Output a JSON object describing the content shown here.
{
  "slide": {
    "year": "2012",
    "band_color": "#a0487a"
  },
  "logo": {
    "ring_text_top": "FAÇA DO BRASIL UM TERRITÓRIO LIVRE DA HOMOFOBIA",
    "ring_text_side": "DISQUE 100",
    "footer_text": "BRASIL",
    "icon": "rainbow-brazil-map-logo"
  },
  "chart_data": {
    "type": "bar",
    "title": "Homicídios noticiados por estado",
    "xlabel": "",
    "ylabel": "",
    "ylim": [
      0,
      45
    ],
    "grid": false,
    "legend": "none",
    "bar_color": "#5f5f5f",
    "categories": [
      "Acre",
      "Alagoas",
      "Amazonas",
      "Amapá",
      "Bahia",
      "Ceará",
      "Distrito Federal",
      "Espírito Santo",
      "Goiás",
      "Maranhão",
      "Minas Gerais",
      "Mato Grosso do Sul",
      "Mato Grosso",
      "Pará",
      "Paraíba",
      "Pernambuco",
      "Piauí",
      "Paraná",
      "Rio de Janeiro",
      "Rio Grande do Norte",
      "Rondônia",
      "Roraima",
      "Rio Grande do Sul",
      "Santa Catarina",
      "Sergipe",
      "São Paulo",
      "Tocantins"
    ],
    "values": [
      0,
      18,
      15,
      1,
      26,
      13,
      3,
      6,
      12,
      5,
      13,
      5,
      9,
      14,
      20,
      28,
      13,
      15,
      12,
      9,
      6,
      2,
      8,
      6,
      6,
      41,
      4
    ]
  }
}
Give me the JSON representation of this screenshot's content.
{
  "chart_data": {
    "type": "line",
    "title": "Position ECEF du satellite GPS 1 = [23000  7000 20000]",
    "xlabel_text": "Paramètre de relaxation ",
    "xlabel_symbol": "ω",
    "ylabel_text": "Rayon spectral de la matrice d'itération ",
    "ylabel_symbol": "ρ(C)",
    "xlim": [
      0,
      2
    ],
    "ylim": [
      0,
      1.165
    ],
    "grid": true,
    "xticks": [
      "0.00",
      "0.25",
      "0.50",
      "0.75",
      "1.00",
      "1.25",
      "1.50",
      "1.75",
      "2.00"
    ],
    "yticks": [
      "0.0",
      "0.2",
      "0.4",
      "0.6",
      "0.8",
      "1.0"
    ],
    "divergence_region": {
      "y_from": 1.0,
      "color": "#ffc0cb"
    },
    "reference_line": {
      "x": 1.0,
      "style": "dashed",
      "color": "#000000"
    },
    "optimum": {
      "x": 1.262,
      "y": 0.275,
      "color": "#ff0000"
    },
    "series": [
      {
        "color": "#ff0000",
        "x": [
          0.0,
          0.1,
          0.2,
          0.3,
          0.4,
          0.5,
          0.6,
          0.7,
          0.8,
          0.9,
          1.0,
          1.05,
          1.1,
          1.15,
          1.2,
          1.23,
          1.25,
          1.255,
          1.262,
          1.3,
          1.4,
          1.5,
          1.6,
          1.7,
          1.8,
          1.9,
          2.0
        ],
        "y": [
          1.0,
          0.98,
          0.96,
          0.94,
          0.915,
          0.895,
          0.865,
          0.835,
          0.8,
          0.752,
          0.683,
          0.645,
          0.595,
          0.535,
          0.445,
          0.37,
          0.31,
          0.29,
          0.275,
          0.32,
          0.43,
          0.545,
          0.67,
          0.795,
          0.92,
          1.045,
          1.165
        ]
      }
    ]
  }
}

++++

### [Directive]
Go through the records above and retype each one exactly.

### [The output]
Output a JSON object describing the content shown here.
{
  "slide": {
    "year": "2012",
    "band_color": "#a0487a"
  },
  "logo": {
    "ring_text_top": "FAÇA DO BRASIL UM TERRITÓRIO LIVRE DA HOMOFOBIA",
    "ring_text_side": "DISQUE 100",
    "footer_text": "BRASIL",
    "icon": "rainbow-brazil-map-logo"
  },
  "chart_data": {
    "type": "bar",
    "title": "Homicídios noticiados por estado",
    "xlabel": "",
    "ylabel": "",
    "ylim": [
      0,
      45
    ],
    "grid": false,
    "legend": "none",
    "bar_color": "#5f5f5f",
    "categories": [
      "Acre",
      "Alagoas",
      "Amazonas",
      "Amapá",
      "Bahia",
      "Ceará",
      "Distrito Federal",
      "Espírito Santo",
      "Goiás",
      "Maranhão",
      "Minas Gerais",
      "Mato Grosso do Sul",
      "Mato Grosso",
      "Pará",
      "Paraíba",
      "Pernambuco",
      "Piauí",
      "Paraná",
      "Rio de Janeiro",
      "Rio Grande do Norte",
      "Rondônia",
      "Roraima",
      "Rio Grande do Sul",
      "Santa Catarina",
      "Sergipe",
      "São Paulo",
      "Tocantins"
    ],
    "values": [
      0,
      18,
      15,
      1,
      26,
      13,
      3,
      6,
      12,
      5,
      13,
      5,
      9,
      14,
      20,
      28,
      13,
      15,
      12,
      9,
      6,
      2,
      8,
      6,
      6,
      41,
      4
    ]
  }
}
Give me the JSON representation of this screenshot's content.
{
  "chart_data": {
    "type": "line",
    "title": "Position ECEF du satellite GPS 1 = [23000  7000 20000]",
    "xlabel_text": "Paramètre de relaxation ",
    "xlabel_symbol": "ω",
    "ylabel_text": "Rayon spectral de la matrice d'itération ",
    "ylabel_symbol": "ρ(C)",
    "xlim": [
      0,
      2
    ],
    "ylim": [
      0,
      1.165
    ],
    "grid": true,
    "xticks": [
      "0.00",
      "0.25",
      "0.50",
      "0.75",
      "1.00",
      "1.25",
      "1.50",
      "1.75",
      "2.00"
    ],
    "yticks": [
      "0.0",
      "0.2",
      "0.4",
      "0.6",
      "0.8",
      "1.0"
    ],
    "divergence_region": {
      "y_from": 1.0,
      "color": "#ffc0cb"
    },
    "reference_line": {
      "x": 1.0,
      "style": "dashed",
      "color": "#000000"
    },
    "optimum": {
      "x": 1.262,
      "y": 0.275,
      "color": "#ff0000"
    },
    "series": [
      {
        "color": "#ff0000",
        "x": [
          0.0,
          0.1,
          0.2,
          0.3,
          0.4,
          0.5,
          0.6,
          0.7,
          0.8,
          0.9,
          1.0,
          1.05,
          1.1,
          1.15,
          1.2,
          1.23,
          1.25,
          1.255,
          1.262,
          1.3,
          1.4,
          1.5,
          1.6,
          1.7,
          1.8,
          1.9,
          2.0
        ],
        "y": [
          1.0,
          0.98,
          0.96,
          0.94,
          0.915,
          0.895,
          0.865,
          0.835,
          0.8,
          0.752,
          0.683,
          0.645,
          0.595,
          0.535,
          0.445,
          0.37,
          0.31,
          0.29,
          0.275,
          0.32,
          0.43,
          0.545,
          0.67,
          0.795,
          0.92,
          1.045,
          1.165
        ]
      }
    ]
  }
}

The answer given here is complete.